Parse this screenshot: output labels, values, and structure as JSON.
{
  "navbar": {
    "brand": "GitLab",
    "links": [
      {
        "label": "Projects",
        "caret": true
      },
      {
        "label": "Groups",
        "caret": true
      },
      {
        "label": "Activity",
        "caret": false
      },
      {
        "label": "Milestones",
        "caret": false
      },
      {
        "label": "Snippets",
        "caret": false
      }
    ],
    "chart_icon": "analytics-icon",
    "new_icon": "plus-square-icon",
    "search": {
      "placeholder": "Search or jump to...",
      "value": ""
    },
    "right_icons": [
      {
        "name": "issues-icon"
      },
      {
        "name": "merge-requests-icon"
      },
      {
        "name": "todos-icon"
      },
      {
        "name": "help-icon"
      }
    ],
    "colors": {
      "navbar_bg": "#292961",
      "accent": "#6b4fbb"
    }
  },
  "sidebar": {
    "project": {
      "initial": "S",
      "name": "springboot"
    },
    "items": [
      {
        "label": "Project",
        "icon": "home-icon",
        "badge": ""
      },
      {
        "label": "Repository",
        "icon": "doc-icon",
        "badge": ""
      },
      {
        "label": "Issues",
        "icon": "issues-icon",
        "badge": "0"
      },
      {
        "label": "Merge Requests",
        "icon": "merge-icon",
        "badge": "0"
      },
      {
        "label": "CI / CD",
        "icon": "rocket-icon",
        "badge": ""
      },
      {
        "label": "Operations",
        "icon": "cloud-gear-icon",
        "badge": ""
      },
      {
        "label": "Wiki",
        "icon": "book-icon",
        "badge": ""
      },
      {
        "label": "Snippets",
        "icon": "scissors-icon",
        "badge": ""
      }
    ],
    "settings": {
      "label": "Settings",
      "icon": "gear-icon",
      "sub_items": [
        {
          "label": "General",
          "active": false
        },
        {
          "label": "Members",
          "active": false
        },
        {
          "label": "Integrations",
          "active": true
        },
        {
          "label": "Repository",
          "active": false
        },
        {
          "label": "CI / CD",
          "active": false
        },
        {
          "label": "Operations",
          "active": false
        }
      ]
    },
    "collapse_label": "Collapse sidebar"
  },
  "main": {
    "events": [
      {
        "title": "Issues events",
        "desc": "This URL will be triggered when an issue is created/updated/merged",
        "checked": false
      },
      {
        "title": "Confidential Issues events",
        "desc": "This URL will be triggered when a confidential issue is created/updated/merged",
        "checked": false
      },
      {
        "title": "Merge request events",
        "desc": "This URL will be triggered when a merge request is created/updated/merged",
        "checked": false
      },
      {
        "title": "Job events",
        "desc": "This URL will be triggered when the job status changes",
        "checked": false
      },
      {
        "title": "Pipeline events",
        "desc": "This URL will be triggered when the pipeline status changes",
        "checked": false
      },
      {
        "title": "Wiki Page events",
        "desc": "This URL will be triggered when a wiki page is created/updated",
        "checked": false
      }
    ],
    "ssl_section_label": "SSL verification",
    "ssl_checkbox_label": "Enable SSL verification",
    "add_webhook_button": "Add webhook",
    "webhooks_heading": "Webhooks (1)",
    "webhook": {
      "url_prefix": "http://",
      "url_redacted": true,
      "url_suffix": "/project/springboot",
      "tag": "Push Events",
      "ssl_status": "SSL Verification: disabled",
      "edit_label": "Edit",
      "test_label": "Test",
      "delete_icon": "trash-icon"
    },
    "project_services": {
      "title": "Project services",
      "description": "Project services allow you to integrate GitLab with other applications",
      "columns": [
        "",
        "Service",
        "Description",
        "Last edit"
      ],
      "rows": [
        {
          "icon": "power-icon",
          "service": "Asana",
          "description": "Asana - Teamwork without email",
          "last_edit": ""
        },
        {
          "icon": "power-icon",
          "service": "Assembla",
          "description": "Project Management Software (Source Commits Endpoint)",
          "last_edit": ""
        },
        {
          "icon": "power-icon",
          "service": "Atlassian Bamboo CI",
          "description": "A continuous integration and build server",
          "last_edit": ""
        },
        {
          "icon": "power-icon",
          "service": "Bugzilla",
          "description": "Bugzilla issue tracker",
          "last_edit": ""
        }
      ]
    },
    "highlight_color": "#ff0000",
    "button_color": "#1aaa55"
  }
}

**Instructions for the task**
Filter the listing above for the string "created" and copy every matching line.

**Solution to the exercise**
        "desc": "This URL will be triggered when an issue is created/updated/merged",
        "desc": "This URL will be triggered when a confidential issue is created/updated/merged",
        "desc": "This URL will be triggered when a merge request is created/updated/merged",
        "desc": "This URL will be triggered when a wiki page is created/updated",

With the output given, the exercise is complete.